Write out the records below word for word, please.

## start Available data

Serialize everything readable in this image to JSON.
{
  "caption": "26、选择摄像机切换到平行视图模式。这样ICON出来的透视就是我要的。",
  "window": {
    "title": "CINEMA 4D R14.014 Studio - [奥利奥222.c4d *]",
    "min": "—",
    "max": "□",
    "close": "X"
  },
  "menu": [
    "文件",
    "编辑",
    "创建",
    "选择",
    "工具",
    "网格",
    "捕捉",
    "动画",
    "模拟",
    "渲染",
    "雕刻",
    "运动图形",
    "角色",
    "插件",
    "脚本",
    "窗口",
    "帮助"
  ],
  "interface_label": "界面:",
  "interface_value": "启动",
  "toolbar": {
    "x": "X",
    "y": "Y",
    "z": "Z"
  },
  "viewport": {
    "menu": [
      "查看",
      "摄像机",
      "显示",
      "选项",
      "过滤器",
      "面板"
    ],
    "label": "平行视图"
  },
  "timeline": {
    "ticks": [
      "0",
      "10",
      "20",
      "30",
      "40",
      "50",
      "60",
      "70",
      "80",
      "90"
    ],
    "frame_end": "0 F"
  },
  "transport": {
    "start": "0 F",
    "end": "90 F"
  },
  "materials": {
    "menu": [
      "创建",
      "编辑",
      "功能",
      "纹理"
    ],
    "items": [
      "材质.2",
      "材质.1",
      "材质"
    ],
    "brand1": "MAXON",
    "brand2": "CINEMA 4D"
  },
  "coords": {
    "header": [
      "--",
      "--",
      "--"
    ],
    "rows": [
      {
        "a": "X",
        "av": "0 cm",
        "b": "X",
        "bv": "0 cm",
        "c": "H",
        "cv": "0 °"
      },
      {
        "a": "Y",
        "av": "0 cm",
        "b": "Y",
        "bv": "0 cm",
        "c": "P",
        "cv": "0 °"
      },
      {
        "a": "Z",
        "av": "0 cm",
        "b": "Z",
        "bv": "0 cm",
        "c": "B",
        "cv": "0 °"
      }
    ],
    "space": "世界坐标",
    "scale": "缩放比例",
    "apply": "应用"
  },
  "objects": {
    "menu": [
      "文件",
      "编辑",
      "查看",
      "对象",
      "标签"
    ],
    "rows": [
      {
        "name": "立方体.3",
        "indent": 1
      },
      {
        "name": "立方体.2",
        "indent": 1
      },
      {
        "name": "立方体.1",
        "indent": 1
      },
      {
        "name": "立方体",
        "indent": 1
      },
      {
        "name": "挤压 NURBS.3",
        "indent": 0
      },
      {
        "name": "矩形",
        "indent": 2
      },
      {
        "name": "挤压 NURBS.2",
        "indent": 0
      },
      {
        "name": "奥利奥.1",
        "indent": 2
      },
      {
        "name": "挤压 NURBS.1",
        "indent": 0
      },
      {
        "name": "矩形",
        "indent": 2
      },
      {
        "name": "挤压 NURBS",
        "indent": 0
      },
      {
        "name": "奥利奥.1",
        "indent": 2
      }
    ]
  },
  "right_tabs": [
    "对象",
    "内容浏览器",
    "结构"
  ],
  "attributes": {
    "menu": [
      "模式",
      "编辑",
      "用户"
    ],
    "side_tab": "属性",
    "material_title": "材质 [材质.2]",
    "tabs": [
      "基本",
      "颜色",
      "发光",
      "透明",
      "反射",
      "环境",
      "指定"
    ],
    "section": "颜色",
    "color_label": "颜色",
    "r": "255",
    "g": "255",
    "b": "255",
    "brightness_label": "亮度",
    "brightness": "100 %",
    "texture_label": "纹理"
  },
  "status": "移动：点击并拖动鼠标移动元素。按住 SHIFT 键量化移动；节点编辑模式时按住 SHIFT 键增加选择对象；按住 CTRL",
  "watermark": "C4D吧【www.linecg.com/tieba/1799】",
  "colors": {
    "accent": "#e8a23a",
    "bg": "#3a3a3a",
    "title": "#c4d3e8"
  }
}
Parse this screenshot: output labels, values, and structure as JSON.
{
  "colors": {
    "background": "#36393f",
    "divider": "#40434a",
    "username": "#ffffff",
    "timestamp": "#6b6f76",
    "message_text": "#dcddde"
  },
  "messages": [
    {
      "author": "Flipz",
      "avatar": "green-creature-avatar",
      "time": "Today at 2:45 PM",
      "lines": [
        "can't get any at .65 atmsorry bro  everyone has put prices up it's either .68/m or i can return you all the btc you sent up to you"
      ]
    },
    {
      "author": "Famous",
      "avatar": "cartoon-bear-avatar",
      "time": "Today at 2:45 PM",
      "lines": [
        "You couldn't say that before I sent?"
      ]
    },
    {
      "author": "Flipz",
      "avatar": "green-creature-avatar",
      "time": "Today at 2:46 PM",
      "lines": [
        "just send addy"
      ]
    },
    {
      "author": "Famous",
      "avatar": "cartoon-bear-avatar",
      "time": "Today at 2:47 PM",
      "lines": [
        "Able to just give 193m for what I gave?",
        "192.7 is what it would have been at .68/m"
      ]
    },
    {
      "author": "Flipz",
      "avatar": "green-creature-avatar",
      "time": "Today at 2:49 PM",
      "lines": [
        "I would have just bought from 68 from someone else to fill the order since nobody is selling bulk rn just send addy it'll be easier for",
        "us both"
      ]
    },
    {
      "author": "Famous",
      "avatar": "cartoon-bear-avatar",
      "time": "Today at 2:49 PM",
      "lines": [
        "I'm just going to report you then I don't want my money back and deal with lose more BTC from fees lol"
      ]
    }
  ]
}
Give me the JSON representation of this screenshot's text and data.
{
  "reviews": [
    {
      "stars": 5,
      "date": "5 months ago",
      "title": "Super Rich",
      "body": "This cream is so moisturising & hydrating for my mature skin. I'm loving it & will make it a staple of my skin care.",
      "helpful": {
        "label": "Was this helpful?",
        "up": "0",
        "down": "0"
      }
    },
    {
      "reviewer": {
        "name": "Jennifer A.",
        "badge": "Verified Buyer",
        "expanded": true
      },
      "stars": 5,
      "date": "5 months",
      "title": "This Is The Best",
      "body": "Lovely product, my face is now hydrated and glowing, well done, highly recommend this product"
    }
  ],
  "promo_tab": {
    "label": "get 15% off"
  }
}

## end Available data

◆ Full output
Serialize everything readable in this image to JSON.
{
  "caption": "26、选择摄像机切换到平行视图模式。这样ICON出来的透视就是我要的。",
  "window": {
    "title": "CINEMA 4D R14.014 Studio - [奥利奥222.c4d *]",
    "min": "—",
    "max": "□",
    "close": "X"
  },
  "menu": [
    "文件",
    "编辑",
    "创建",
    "选择",
    "工具",
    "网格",
    "捕捉",
    "动画",
    "模拟",
    "渲染",
    "雕刻",
    "运动图形",
    "角色",
    "插件",
    "脚本",
    "窗口",
    "帮助"
  ],
  "interface_label": "界面:",
  "interface_value": "启动",
  "toolbar": {
    "x": "X",
    "y": "Y",
    "z": "Z"
  },
  "viewport": {
    "menu": [
      "查看",
      "摄像机",
      "显示",
      "选项",
      "过滤器",
      "面板"
    ],
    "label": "平行视图"
  },
  "timeline": {
    "ticks": [
      "0",
      "10",
      "20",
      "30",
      "40",
      "50",
      "60",
      "70",
      "80",
      "90"
    ],
    "frame_end": "0 F"
  },
  "transport": {
    "start": "0 F",
    "end": "90 F"
  },
  "materials": {
    "menu": [
      "创建",
      "编辑",
      "功能",
      "纹理"
    ],
    "items": [
      "材质.2",
      "材质.1",
      "材质"
    ],
    "brand1": "MAXON",
    "brand2": "CINEMA 4D"
  },
  "coords": {
    "header": [
      "--",
      "--",
      "--"
    ],
    "rows": [
      {
        "a": "X",
        "av": "0 cm",
        "b": "X",
        "bv": "0 cm",
        "c": "H",
        "cv": "0 °"
      },
      {
        "a": "Y",
        "av": "0 cm",
        "b": "Y",
        "bv": "0 cm",
        "c": "P",
        "cv": "0 °"
      },
      {
        "a": "Z",
        "av": "0 cm",
        "b": "Z",
        "bv": "0 cm",
        "c": "B",
        "cv": "0 °"
      }
    ],
    "space": "世界坐标",
    "scale": "缩放比例",
    "apply": "应用"
  },
  "objects": {
    "menu": [
      "文件",
      "编辑",
      "查看",
      "对象",
      "标签"
    ],
    "rows": [
      {
        "name": "立方体.3",
        "indent": 1
      },
      {
        "name": "立方体.2",
        "indent": 1
      },
      {
        "name": "立方体.1",
        "indent": 1
      },
      {
        "name": "立方体",
        "indent": 1
      },
      {
        "name": "挤压 NURBS.3",
        "indent": 0
      },
      {
        "name": "矩形",
        "indent": 2
      },
      {
        "name": "挤压 NURBS.2",
        "indent": 0
      },
      {
        "name": "奥利奥.1",
        "indent": 2
      },
      {
        "name": "挤压 NURBS.1",
        "indent": 0
      },
      {
        "name": "矩形",
        "indent": 2
      },
      {
        "name": "挤压 NURBS",
        "indent": 0
      },
      {
        "name": "奥利奥.1",
        "indent": 2
      }
    ]
  },
  "right_tabs": [
    "对象",
    "内容浏览器",
    "结构"
  ],
  "attributes": {
    "menu": [
      "模式",
      "编辑",
      "用户"
    ],
    "side_tab": "属性",
    "material_title": "材质 [材质.2]",
    "tabs": [
      "基本",
      "颜色",
      "发光",
      "透明",
      "反射",
      "环境",
      "指定"
    ],
    "section": "颜色",
    "color_label": "颜色",
    "r": "255",
    "g": "255",
    "b": "255",
    "brightness_label": "亮度",
    "brightness": "100 %",
    "texture_label": "纹理"
  },
  "status": "移动：点击并拖动鼠标移动元素。按住 SHIFT 键量化移动；节点编辑模式时按住 SHIFT 键增加选择对象；按住 CTRL",
  "watermark": "C4D吧【www.linecg.com/tieba/1799】",
  "colors": {
    "accent": "#e8a23a",
    "bg": "#3a3a3a",
    "title": "#c4d3e8"
  }
}
Parse this screenshot: output labels, values, and structure as JSON.
{
  "colors": {
    "background": "#36393f",
    "divider": "#40434a",
    "username": "#ffffff",
    "timestamp": "#6b6f76",
    "message_text": "#dcddde"
  },
  "messages": [
    {
      "author": "Flipz",
      "avatar": "green-creature-avatar",
      "time": "Today at 2:45 PM",
      "lines": [
        "can't get any at .65 atmsorry bro  everyone has put prices up it's either .68/m or i can return you all the btc you sent up to you"
      ]
    },
    {
      "author": "Famous",
      "avatar": "cartoon-bear-avatar",
      "time": "Today at 2:45 PM",
      "lines": [
        "You couldn't say that before I sent?"
      ]
    },
    {
      "author": "Flipz",
      "avatar": "green-creature-avatar",
      "time": "Today at 2:46 PM",
      "lines": [
        "just send addy"
      ]
    },
    {
      "author": "Famous",
      "avatar": "cartoon-bear-avatar",
      "time": "Today at 2:47 PM",
      "lines": [
        "Able to just give 193m for what I gave?",
        "192.7 is what it would have been at .68/m"
      ]
    },
    {
      "author": "Flipz",
      "avatar": "green-creature-avatar",
      "time": "Today at 2:49 PM",
      "lines": [
        "I would have just bought from 68 from someone else to fill the order since nobody is selling bulk rn just send addy it'll be easier for",
        "us both"
      ]
    },
    {
      "author": "Famous",
      "avatar": "cartoon-bear-avatar",
      "time": "Today at 2:49 PM",
      "lines": [
        "I'm just going to report you then I don't want my money back and deal with lose more BTC from fees lol"
      ]
    }
  ]
}
Give me the JSON representation of this screenshot's text and data.
{
  "reviews": [
    {
      "stars": 5,
      "date": "5 months ago",
      "title": "Super Rich",
      "body": "This cream is so moisturising & hydrating for my mature skin. I'm loving it & will make it a staple of my skin care.",
      "helpful": {
        "label": "Was this helpful?",
        "up": "0",
        "down": "0"
      }
    },
    {
      "reviewer": {
        "name": "Jennifer A.",
        "badge": "Verified Buyer",
        "expanded": true
      },
      "stars": 5,
      "date": "5 months",
      "title": "This Is The Best",
      "body": "Lovely product, my face is now hydrated and glowing, well done, highly recommend this product"
    }
  ],
  "promo_tab": {
    "label": "get 15% off"
  }
}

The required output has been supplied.